From the entries below, gather every line containing the string "document".

[Stored records]
'''

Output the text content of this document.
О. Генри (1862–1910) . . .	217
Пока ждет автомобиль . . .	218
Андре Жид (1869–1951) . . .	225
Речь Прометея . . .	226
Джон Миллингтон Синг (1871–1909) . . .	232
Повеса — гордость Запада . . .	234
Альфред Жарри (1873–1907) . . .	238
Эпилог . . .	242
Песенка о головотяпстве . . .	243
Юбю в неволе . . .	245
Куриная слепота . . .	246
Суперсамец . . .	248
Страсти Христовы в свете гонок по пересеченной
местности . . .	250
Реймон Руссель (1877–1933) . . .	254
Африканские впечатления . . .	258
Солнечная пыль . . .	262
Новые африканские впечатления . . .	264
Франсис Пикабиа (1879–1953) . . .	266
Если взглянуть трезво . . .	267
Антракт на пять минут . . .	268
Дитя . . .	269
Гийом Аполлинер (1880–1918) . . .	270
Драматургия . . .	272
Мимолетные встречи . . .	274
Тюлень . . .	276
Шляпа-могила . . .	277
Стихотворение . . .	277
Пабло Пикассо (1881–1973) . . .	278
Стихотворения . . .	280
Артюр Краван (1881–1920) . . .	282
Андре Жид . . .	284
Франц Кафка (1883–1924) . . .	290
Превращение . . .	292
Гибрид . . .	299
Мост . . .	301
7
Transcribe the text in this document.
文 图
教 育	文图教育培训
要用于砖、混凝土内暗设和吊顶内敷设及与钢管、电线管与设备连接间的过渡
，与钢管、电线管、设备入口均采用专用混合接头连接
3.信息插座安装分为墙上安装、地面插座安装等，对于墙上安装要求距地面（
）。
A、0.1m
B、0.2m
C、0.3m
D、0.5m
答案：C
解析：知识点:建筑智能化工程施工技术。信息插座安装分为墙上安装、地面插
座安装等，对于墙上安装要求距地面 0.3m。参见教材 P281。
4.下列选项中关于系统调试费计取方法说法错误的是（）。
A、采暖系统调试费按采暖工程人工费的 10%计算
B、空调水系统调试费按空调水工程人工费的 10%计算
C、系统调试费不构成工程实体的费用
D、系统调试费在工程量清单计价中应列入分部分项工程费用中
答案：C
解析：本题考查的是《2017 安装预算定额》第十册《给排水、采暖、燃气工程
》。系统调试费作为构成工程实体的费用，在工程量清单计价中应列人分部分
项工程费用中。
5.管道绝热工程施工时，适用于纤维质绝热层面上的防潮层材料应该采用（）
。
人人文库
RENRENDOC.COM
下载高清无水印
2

'''

◆ Result:
Output the text content of this document.
Transcribe the text in this document.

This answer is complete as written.